* _Exercise details_
Give the data below again, word for word.

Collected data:
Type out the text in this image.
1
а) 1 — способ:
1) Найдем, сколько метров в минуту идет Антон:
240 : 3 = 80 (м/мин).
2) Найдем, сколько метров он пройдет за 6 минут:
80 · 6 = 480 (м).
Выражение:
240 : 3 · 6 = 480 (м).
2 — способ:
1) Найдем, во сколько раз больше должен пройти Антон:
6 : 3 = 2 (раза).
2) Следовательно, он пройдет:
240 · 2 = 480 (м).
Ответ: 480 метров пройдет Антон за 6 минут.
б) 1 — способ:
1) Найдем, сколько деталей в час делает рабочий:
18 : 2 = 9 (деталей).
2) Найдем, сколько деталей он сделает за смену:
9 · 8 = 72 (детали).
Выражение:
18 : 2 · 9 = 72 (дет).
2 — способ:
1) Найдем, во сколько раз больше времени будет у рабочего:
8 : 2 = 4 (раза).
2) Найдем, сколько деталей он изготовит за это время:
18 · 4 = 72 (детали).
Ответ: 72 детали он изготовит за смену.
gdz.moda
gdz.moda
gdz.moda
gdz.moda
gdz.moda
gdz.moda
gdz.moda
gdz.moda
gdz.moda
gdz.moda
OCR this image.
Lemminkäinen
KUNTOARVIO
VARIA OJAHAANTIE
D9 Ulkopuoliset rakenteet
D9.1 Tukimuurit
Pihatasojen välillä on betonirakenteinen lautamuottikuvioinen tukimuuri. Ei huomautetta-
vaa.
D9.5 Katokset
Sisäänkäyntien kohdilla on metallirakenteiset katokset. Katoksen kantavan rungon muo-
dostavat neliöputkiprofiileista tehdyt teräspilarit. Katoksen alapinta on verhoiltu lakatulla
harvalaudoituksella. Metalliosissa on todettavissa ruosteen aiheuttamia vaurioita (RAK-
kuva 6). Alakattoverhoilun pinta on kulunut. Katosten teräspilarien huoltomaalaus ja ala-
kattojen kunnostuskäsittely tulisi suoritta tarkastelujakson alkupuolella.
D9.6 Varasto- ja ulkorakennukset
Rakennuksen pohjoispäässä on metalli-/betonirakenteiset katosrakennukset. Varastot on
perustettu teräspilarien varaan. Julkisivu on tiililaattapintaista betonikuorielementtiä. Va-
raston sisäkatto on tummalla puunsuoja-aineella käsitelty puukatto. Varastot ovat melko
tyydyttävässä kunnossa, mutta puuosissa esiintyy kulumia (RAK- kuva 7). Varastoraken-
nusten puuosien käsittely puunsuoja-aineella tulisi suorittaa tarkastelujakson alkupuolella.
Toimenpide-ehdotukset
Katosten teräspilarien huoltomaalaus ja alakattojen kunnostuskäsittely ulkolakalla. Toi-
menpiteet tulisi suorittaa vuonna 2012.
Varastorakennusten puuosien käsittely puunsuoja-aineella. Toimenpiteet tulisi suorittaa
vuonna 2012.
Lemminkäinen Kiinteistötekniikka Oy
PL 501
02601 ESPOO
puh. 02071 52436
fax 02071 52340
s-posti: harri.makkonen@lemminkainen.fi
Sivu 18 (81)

* _Written response_
Type out the text in this image.
1
а) 1 — способ:
1) Найдем, сколько метров в минуту идет Антон:
240 : 3 = 80 (м/мин).
2) Найдем, сколько метров он пройдет за 6 минут:
80 · 6 = 480 (м).
Выражение:
240 : 3 · 6 = 480 (м).
2 — способ:
1) Найдем, во сколько раз больше должен пройти Антон:
6 : 3 = 2 (раза).
2) Следовательно, он пройдет:
240 · 2 = 480 (м).
Ответ: 480 метров пройдет Антон за 6 минут.
б) 1 — способ:
1) Найдем, сколько деталей в час делает рабочий:
18 : 2 = 9 (деталей).
2) Найдем, сколько деталей он сделает за смену:
9 · 8 = 72 (детали).
Выражение:
18 : 2 · 9 = 72 (дет).
2 — способ:
1) Найдем, во сколько раз больше времени будет у рабочего:
8 : 2 = 4 (раза).
2) Найдем, сколько деталей он изготовит за это время:
18 · 4 = 72 (детали).
Ответ: 72 детали он изготовит за смену.
gdz.moda
gdz.moda
gdz.moda
gdz.moda
gdz.moda
gdz.moda
gdz.moda
gdz.moda
gdz.moda
gdz.moda
OCR this image.
Lemminkäinen
KUNTOARVIO
VARIA OJAHAANTIE
D9 Ulkopuoliset rakenteet
D9.1 Tukimuurit
Pihatasojen välillä on betonirakenteinen lautamuottikuvioinen tukimuuri. Ei huomautetta-
vaa.
D9.5 Katokset
Sisäänkäyntien kohdilla on metallirakenteiset katokset. Katoksen kantavan rungon muo-
dostavat neliöputkiprofiileista tehdyt teräspilarit. Katoksen alapinta on verhoiltu lakatulla
harvalaudoituksella. Metalliosissa on todettavissa ruosteen aiheuttamia vaurioita (RAK-
kuva 6). Alakattoverhoilun pinta on kulunut. Katosten teräspilarien huoltomaalaus ja ala-
kattojen kunnostuskäsittely tulisi suoritta tarkastelujakson alkupuolella.
D9.6 Varasto- ja ulkorakennukset
Rakennuksen pohjoispäässä on metalli-/betonirakenteiset katosrakennukset. Varastot on
perustettu teräspilarien varaan. Julkisivu on tiililaattapintaista betonikuorielementtiä. Va-
raston sisäkatto on tummalla puunsuoja-aineella käsitelty puukatto. Varastot ovat melko
tyydyttävässä kunnossa, mutta puuosissa esiintyy kulumia (RAK- kuva 7). Varastoraken-
nusten puuosien käsittely puunsuoja-aineella tulisi suorittaa tarkastelujakson alkupuolella.
Toimenpide-ehdotukset
Katosten teräspilarien huoltomaalaus ja alakattojen kunnostuskäsittely ulkolakalla. Toi-
menpiteet tulisi suorittaa vuonna 2012.
Varastorakennusten puuosien käsittely puunsuoja-aineella. Toimenpiteet tulisi suorittaa
vuonna 2012.
Lemminkäinen Kiinteistötekniikka Oy
PL 501
02601 ESPOO
puh. 02071 52436
fax 02071 52340
s-posti: harri.makkonen@lemminkainen.fi
Sivu 18 (81)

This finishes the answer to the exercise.